- Given data:
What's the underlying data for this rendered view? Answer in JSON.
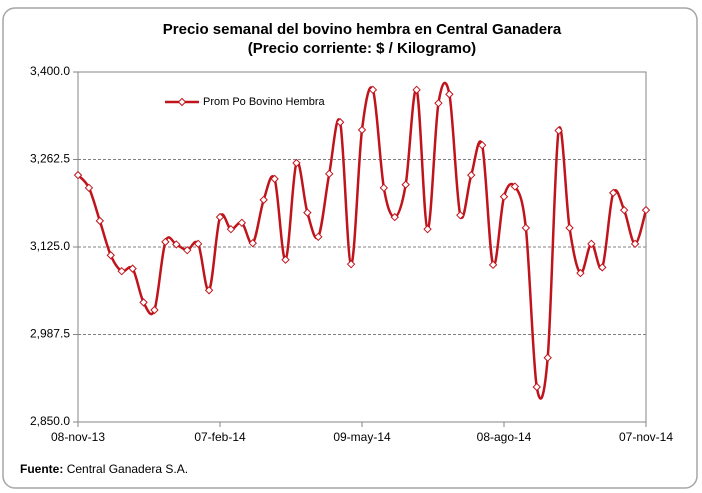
{
  "chart_data": {
    "type": "line",
    "title": "Precio semanal del bovino  hembra en Central Ganadera",
    "subtitle": "(Precio corriente: $ / Kilogramo)",
    "categories": [
      "08-nov-13",
      null,
      null,
      null,
      null,
      null,
      null,
      null,
      null,
      null,
      null,
      null,
      null,
      "07-feb-14",
      null,
      null,
      null,
      null,
      null,
      null,
      null,
      null,
      null,
      null,
      null,
      null,
      "09-may-14",
      null,
      null,
      null,
      null,
      null,
      null,
      null,
      null,
      null,
      null,
      null,
      null,
      "08-ago-14",
      null,
      null,
      null,
      null,
      null,
      null,
      null,
      null,
      null,
      null,
      null,
      null,
      "07-nov-14"
    ],
    "series": [
      {
        "name": "Prom Po Bovino Hembra",
        "color": "#c0141c",
        "values": [
          3238,
          3218,
          3166,
          3112,
          3087,
          3091,
          3038,
          3026,
          3133,
          3129,
          3120,
          3130,
          3057,
          3172,
          3153,
          3163,
          3131,
          3199,
          3232,
          3105,
          3257,
          3179,
          3141,
          3240,
          3321,
          3098,
          3309,
          3372,
          3218,
          3172,
          3223,
          3372,
          3153,
          3351,
          3365,
          3175,
          3238,
          3285,
          3097,
          3204,
          3220,
          3155,
          2905,
          2951,
          3308,
          3155,
          3084,
          3130,
          3093,
          3210,
          3183,
          3130,
          3183
        ]
      }
    ],
    "ylim": [
      2850,
      3400
    ],
    "yticks": [
      {
        "value": 2850,
        "label": "2,850.0"
      },
      {
        "value": 2987.5,
        "label": "2,987.5"
      },
      {
        "value": 3125,
        "label": "3,125.0"
      },
      {
        "value": 3262.5,
        "label": "3,262.5"
      },
      {
        "value": 3400,
        "label": "3,400.0"
      }
    ],
    "grid": true,
    "legend": "top-left",
    "source": {
      "label": "Fuente:",
      "text": "Central Ganadera S.A."
    }
  }
}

- Exercise objective: In your copy of the records, include no pictures; repeat everything else exactly.

- Answer to this problem:
What's the underlying data for this rendered view? Answer in JSON.
{
  "chart_data": {
    "type": "line",
    "title": "Precio semanal del bovino  hembra en Central Ganadera",
    "subtitle": "(Precio corriente: $ / Kilogramo)",
    "categories": [
      "08-nov-13",
      null,
      null,
      null,
      null,
      null,
      null,
      null,
      null,
      null,
      null,
      null,
      null,
      "07-feb-14",
      null,
      null,
      null,
      null,
      null,
      null,
      null,
      null,
      null,
      null,
      null,
      null,
      "09-may-14",
      null,
      null,
      null,
      null,
      null,
      null,
      null,
      null,
      null,
      null,
      null,
      null,
      "08-ago-14",
      null,
      null,
      null,
      null,
      null,
      null,
      null,
      null,
      null,
      null,
      null,
      null,
      "07-nov-14"
    ],
    "series": [
      {
        "name": "Prom Po Bovino Hembra",
        "color": "#c0141c",
        "values": [
          3238,
          3218,
          3166,
          3112,
          3087,
          3091,
          3038,
          3026,
          3133,
          3129,
          3120,
          3130,
          3057,
          3172,
          3153,
          3163,
          3131,
          3199,
          3232,
          3105,
          3257,
          3179,
          3141,
          3240,
          3321,
          3098,
          3309,
          3372,
          3218,
          3172,
          3223,
          3372,
          3153,
          3351,
          3365,
          3175,
          3238,
          3285,
          3097,
          3204,
          3220,
          3155,
          2905,
          2951,
          3308,
          3155,
          3084,
          3130,
          3093,
          3210,
          3183,
          3130,
          3183
        ]
      }
    ],
    "ylim": [
      2850,
      3400
    ],
    "yticks": [
      {
        "value": 2850,
        "label": "2,850.0"
      },
      {
        "value": 2987.5,
        "label": "2,987.5"
      },
      {
        "value": 3125,
        "label": "3,125.0"
      },
      {
        "value": 3262.5,
        "label": "3,262.5"
      },
      {
        "value": 3400,
        "label": "3,400.0"
      }
    ],
    "grid": true,
    "legend": "top-left",
    "source": {
      "label": "Fuente:",
      "text": "Central Ganadera S.A."
    }
  }
}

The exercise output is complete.